# [What this task involves]
Work through the data line by line, gathering every line that has the word "modo".

# [Input rows]
— BEGIN —
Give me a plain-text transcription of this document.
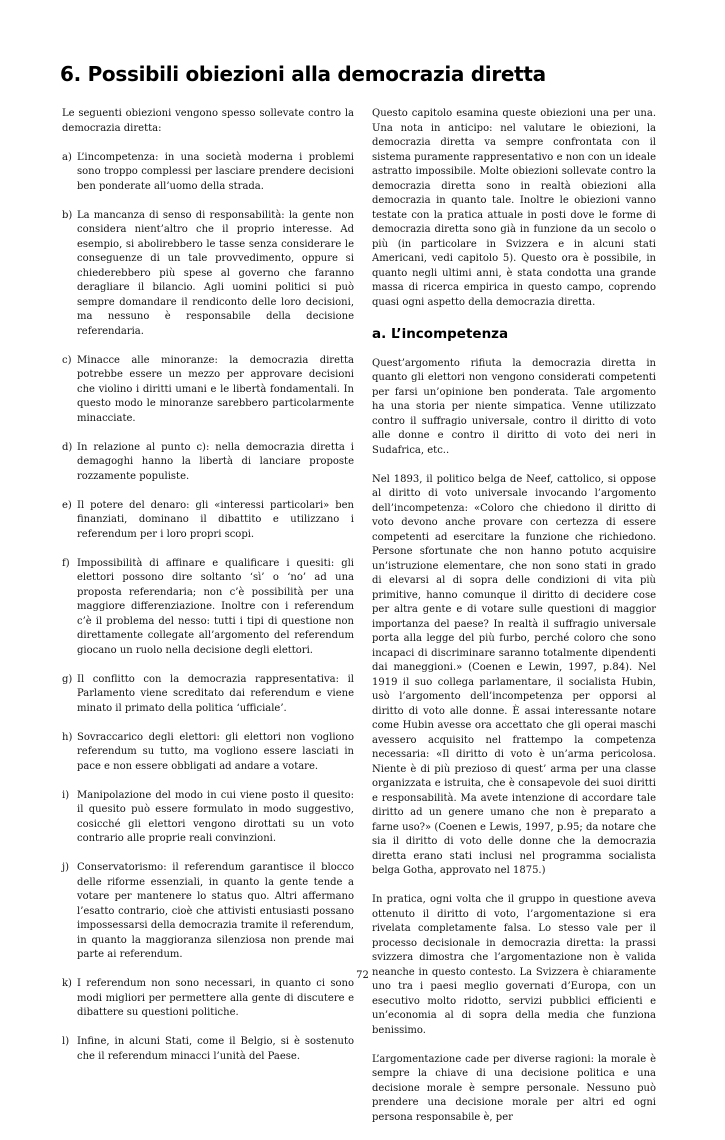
6. Possibili obiezioni alla democrazia diretta

Le seguenti obiezioni vengono spesso sollevate contro la democrazia diretta:

a) L’incompetenza: in una società moderna i problemi sono troppo complessi per lasciare prendere decisioni ben ponderate all’uomo della strada.
b) La mancanza di senso di responsabilità: la gente non considera nient’altro che il proprio interesse. Ad esempio, si abolirebbero le tasse senza considerare le conseguenze di un tale provvedimento, oppure si chiederebbero più spese al governo che faranno deragliare il bilancio. Agli uomini politici si può sempre domandare il rendiconto delle loro decisioni, ma nessuno è responsabile della decisione referendaria.
c) Minacce alle minoranze: la democrazia diretta potrebbe essere un mezzo per approvare decisioni che violino i diritti umani e le libertà fondamentali. In questo modo le minoranze sarebbero particolarmente minacciate.
d) In relazione al punto c): nella democrazia diretta i demagoghi hanno la libertà di lanciare proposte rozzamente populiste.
e) Il potere del denaro: gli «interessi particolari» ben finanziati, dominano il dibattito e utilizzano i referendum per i loro propri scopi.
f) Impossibilità di affinare e qualificare i quesiti: gli elettori possono dire soltanto ‘sì’ o ‘no’ ad una proposta referendaria; non c’è possibilità per una maggiore differenziazione. Inoltre con i referendum c’è il problema del nesso: tutti i tipi di questione non direttamente collegate all’argomento del referendum giocano un ruolo nella decisione degli elettori.
g) Il conflitto con la democrazia rappresentativa: il Parlamento viene screditato dai referendum e viene minato il primato della politica ‘ufficiale’.
h) Sovraccarico degli elettori: gli elettori non vogliono referendum su tutto, ma vogliono essere lasciati in pace e non essere obbligati ad andare a votare.
i) Manipolazione del modo in cui viene posto il quesito: il quesito può essere formulato in modo suggestivo, cosicché gli elettori vengono dirottati su un voto contrario alle proprie reali convinzioni.
j) Conservatorismo: il referendum garantisce il blocco delle riforme essenziali, in quanto la gente tende a votare per mantenere lo status quo. Altri affermano l’esatto contrario, cioè che attivisti entusiasti possano impossessarsi della democrazia tramite il referendum, in quanto la maggioranza silenziosa non prende mai parte ai referendum.
k) I referendum non sono necessari, in quanto ci sono modi migliori per permettere alla gente di discutere e dibattere su questioni politiche.
l) Infine, in alcuni Stati, come il Belgio, si è sostenuto che il referendum minacci l’unità del Paese.

Questo capitolo esamina queste obiezioni una per una. Una nota in anticipo: nel valutare le obiezioni, la democrazia diretta va sempre confrontata con il sistema puramente rappresentativo e non con un ideale astratto impossibile. Molte obiezioni sollevate contro la democrazia diretta sono in realtà obiezioni alla democrazia in quanto tale. Inoltre le obiezioni vanno testate con la pratica attuale in posti dove le forme di democrazia diretta sono già in funzione da un secolo o più (in particolare in Svizzera e in alcuni stati Americani, vedi capitolo 5). Questo ora è possibile, in quanto negli ultimi anni, è stata condotta una grande massa di ricerca empirica in questo campo, coprendo quasi ogni aspetto della democrazia diretta.

a. L’incompetenza

Quest’argomento rifiuta la democrazia diretta in quanto gli elettori non vengono considerati competenti per farsi un’opinione ben ponderata. Tale argomento ha una storia per niente simpatica. Venne utilizzato contro il suffragio universale, contro il diritto di voto alle donne e contro il diritto di voto dei neri in Sudafrica, etc..

Nel 1893, il politico belga de Neef, cattolico, si oppose al diritto di voto universale invocando l’argomento dell’incompetenza: «Coloro che chiedono il diritto di voto devono anche provare con certezza di essere competenti ad esercitare la funzione che richiedono. Persone sfortunate che non hanno potuto acquisire un’istruzione elementare, che non sono stati in grado di elevarsi al di sopra delle condizioni di vita più primitive, hanno comunque il diritto di decidere cose per altra gente e di votare sulle questioni di maggior importanza del paese? In realtà il suffragio universale porta alla legge del più furbo, perché coloro che sono incapaci di discriminare saranno totalmente dipendenti dai maneggioni.» (Coenen e Lewin, 1997, p.84). Nel 1919 il suo collega parlamentare, il socialista Hubin, usò l’argomento dell’incompetenza per opporsi al diritto di voto alle donne. È assai interessante notare come Hubin avesse ora accettato che gli operai maschi avessero acquisito nel frattempo la competenza necessaria: «Il diritto di voto è un’arma pericolosa. Niente è di più prezioso di quest’ arma per una classe organizzata e istruita, che è consapevole dei suoi diritti e responsabilità. Ma avete intenzione di accordare tale diritto ad un genere umano che non è preparato a farne uso?» (Coenen e Lewis, 1997, p.95; da notare che sia il diritto di voto delle donne che la democrazia diretta erano stati inclusi nel programma socialista belga Gotha, approvato nel 1875.)

In pratica, ogni volta che il gruppo in questione aveva ottenuto il diritto di voto, l’argomentazione si era rivelata completamente falsa. Lo stesso vale per il processo decisionale in democrazia diretta: la prassi svizzera dimostra che l’argomentazione non è valida neanche in questo contesto. La Svizzera è chiaramente uno tra i paesi meglio governati d’Europa, con un esecutivo molto ridotto, servizi pubblici efficienti e un’economia al di sopra della media che funziona benissimo.

L’argomentazione cade per diverse ragioni: la morale è sempre la chiave di una decisione politica e una decisione morale è sempre personale. Nessuno può prendere una decisione morale per altri ed ogni persona responsabile è, per

72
— END —
# [Task solution]
c) Minacce alle minoranze: la democrazia diretta potrebbe essere un mezzo per approvare decisioni che violino i diritti umani e le libertà fondamentali. In questo modo le minoranze sarebbero particolarmente minacciate.
i) Manipolazione del modo in cui viene posto il quesito: il quesito può essere formulato in modo suggestivo, cosicché gli elettori vengono dirottati su un voto contrario alle proprie reali convinzioni.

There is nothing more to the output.